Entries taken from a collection
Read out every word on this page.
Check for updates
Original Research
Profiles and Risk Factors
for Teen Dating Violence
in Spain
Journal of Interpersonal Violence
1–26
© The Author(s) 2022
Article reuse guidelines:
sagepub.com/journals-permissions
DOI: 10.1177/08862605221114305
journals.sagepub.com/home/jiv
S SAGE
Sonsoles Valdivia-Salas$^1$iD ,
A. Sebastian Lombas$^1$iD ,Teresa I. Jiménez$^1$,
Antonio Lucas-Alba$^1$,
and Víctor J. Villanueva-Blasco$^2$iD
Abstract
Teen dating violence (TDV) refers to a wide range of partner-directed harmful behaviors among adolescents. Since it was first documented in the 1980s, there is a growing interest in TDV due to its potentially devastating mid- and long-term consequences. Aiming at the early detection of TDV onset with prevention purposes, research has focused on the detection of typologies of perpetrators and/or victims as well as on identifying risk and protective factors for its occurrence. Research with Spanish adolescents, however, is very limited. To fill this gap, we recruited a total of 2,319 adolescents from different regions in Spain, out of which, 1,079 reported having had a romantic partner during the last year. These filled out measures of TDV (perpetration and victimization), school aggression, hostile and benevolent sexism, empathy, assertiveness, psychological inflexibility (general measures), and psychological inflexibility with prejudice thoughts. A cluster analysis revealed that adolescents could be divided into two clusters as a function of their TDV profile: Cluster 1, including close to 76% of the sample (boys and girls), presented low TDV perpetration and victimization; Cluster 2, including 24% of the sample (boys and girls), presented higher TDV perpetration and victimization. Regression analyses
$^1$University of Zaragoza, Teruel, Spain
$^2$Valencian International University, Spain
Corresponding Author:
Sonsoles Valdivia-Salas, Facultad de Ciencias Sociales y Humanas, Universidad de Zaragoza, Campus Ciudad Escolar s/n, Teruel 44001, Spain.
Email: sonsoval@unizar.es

SET EXERCISE
Give the number of lines in the entries above that include the string "Author". No other output is expected.

THE SOLUTION
2